SELECTED EXTRACT start

Sarah is one of my athletes who is currently training for the Glen Lyon Ultra marathon and the Brighton marathon. Unfortunately an injury has sidelined her for the moment which prompted her to write this piece on her blog.
For anyone who runs regularly and has experienced an injury (most runners probably), you’ll be able to relate to the feeling of complete despair when the physio delivers the damning verdict. Comparable to the feeling of separation anxiety you have when you get dumped, it literally feels like the rug has been whipped out from underneath you. You’ve been relegated to the naughty step without the option to lace up and run your woes and worries away with a cheeky 10k. Sound a bit dramatic? Perhaps. But, most people who feel the way I do about running will be all too familiar with the feeling.

SELECTED EXTRACT end
DATA LINES start

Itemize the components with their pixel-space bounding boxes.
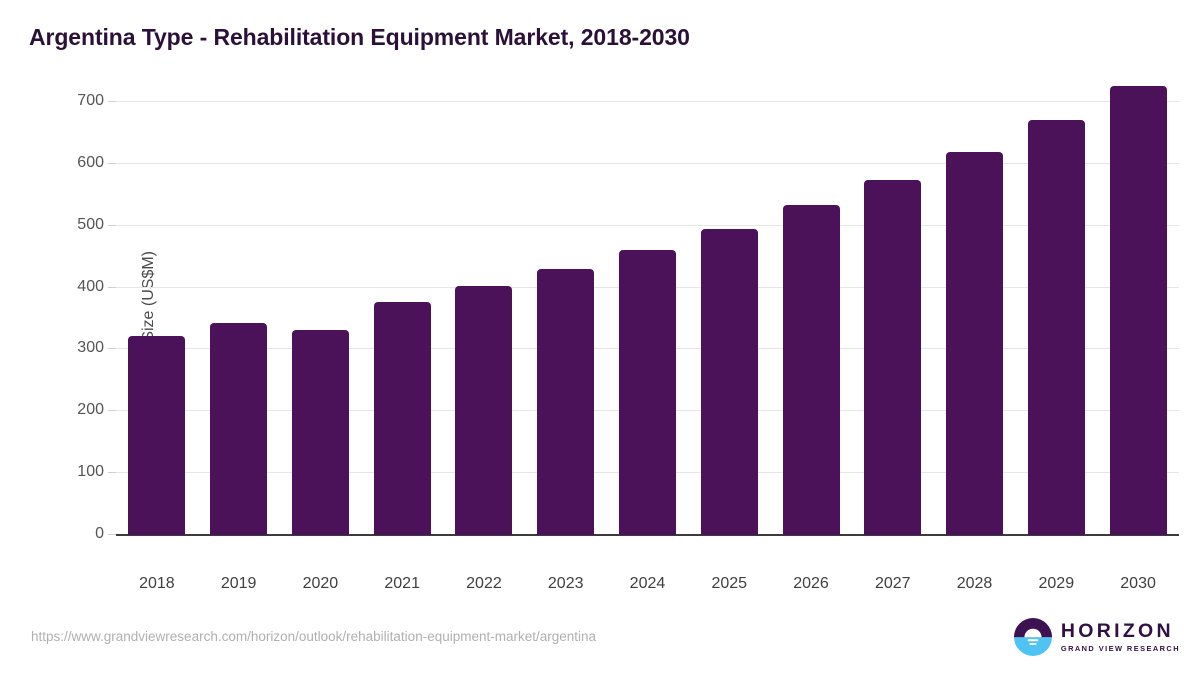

DATA LINES end

--- PROBLEM STATEMENT ---
Can you write out the passage on running injuries starting at "For anyone who" and ending at "with the feeling.", swapping "physio" for "doctor"? The data here were drawn from a source other than the passage on running injuries.

--- FULL SOLUTION ---
For anyone who runs regularly and has experienced an injury (most runners probably), you’ll be able to relate to the feeling of complete despair when the doctor delivers the damning verdict. Comparable to the feeling of separation anxiety you have when you get dumped, it literally feels like the rug has been whipped out from underneath you. You’ve been relegated to the naughty step without the option to lace up and run your woes and worries away with a cheeky 10k. Sound a bit dramatic? Perhaps. But, most people who feel the way I do about running will be all too familiar with the feeling.